* **Task details**
Of the lines in the entries below, state how many hold the word "this". Say nothing else.
##### Available data #####
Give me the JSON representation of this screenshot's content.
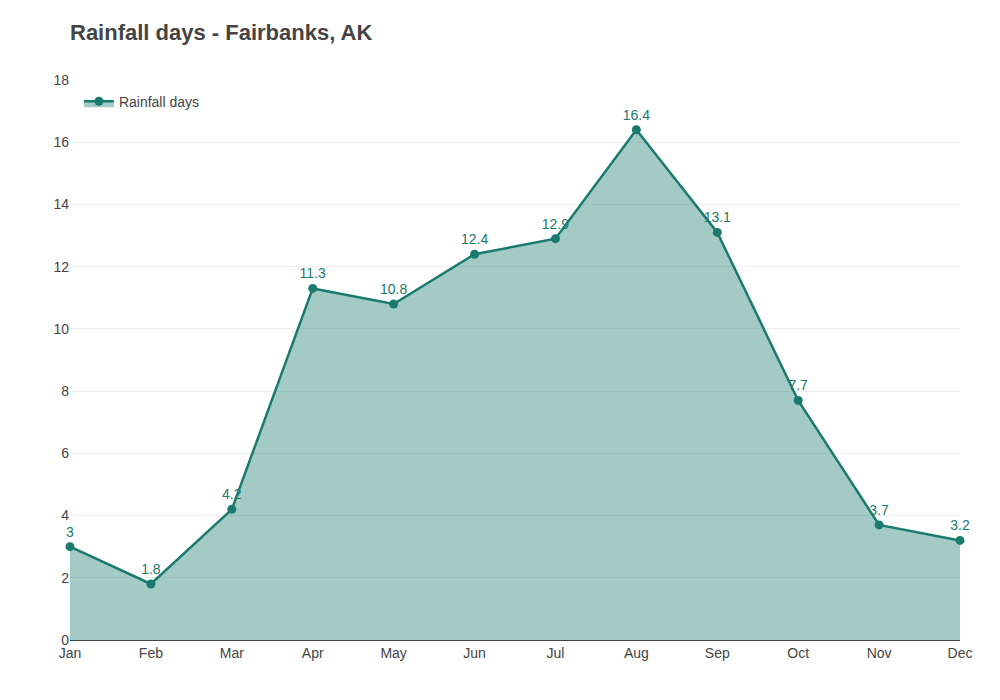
{
  "chart_data": {
    "type": "area",
    "title": "Rainfall days - Fairbanks, AK",
    "categories": [
      "Jan",
      "Feb",
      "Mar",
      "Apr",
      "May",
      "Jun",
      "Jul",
      "Aug",
      "Sep",
      "Oct",
      "Nov",
      "Dec"
    ],
    "series": [
      {
        "name": "Rainfall days",
        "color": "#1a7a6e",
        "values": [
          3.0,
          1.8,
          4.2,
          11.3,
          10.8,
          12.4,
          12.9,
          16.4,
          13.1,
          7.7,
          3.7,
          3.2
        ]
      }
    ],
    "ylim": [
      0,
      18
    ],
    "yticks": [
      0,
      2,
      4,
      6,
      8,
      10,
      12,
      14,
      16,
      18
    ],
    "grid": true,
    "legend": "upper left",
    "data_labels": true,
    "marker": "circle"
  }
}
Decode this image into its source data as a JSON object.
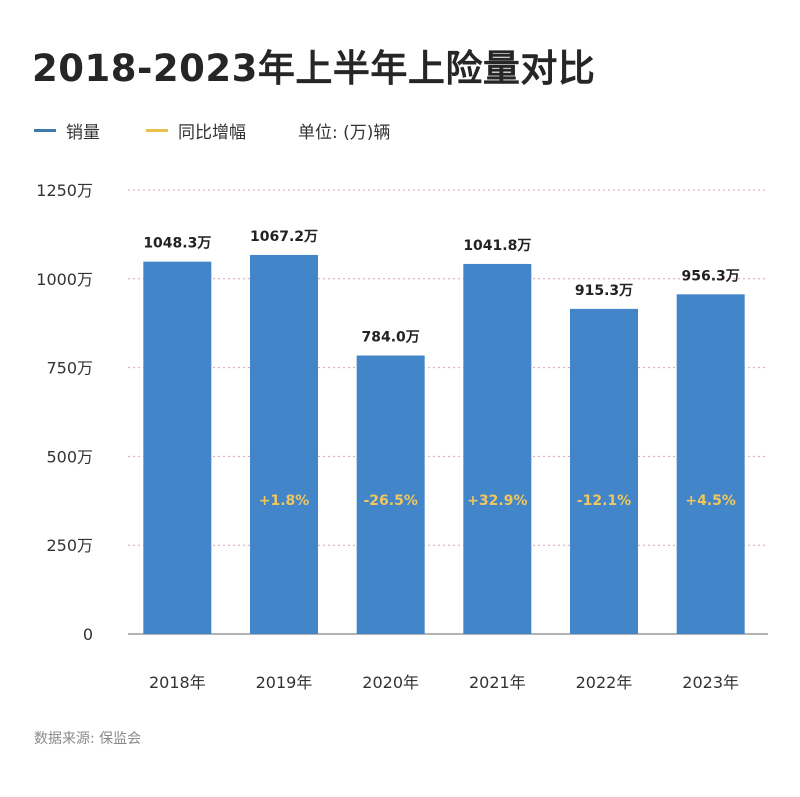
{
  "title": "2018-2023年上半年上险量对比",
  "legend": {
    "sales_label": "销量",
    "yoy_label": "同比增幅",
    "unit_label": "单位: (万)辆"
  },
  "colors": {
    "bar": "#4285c8",
    "yoy_text": "#f0c75e",
    "legend_sales": "#3f78ad",
    "legend_yoy": "#e7c14a",
    "grid": "#e2a0a0",
    "axis": "#9a9a9a"
  },
  "source": "数据来源:  保监会",
  "chart_data": {
    "type": "bar",
    "title": "2018-2023年上半年上险量对比",
    "categories": [
      "2018年",
      "2019年",
      "2020年",
      "2021年",
      "2022年",
      "2023年"
    ],
    "series": [
      {
        "name": "销量",
        "values": [
          1048.3,
          1067.2,
          784.0,
          1041.8,
          915.3,
          956.3
        ],
        "value_labels": [
          "1048.3万",
          "1067.2万",
          "784.0万",
          "1041.8万",
          "915.3万",
          "956.3万"
        ]
      },
      {
        "name": "同比增幅",
        "values": [
          null,
          1.8,
          -26.5,
          32.9,
          -12.1,
          4.5
        ],
        "value_labels": [
          "",
          "+1.8%",
          "-26.5%",
          "+32.9%",
          "-12.1%",
          "+4.5%"
        ]
      }
    ],
    "ylim": [
      0,
      1250
    ],
    "yticks": [
      0,
      250,
      500,
      750,
      1000,
      1250
    ],
    "ytick_labels": [
      "0",
      "250万",
      "500万",
      "750万",
      "1000万",
      "1250万"
    ],
    "grid": true,
    "legend_position": "top-left"
  }
}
#####
* **Exercise result**
2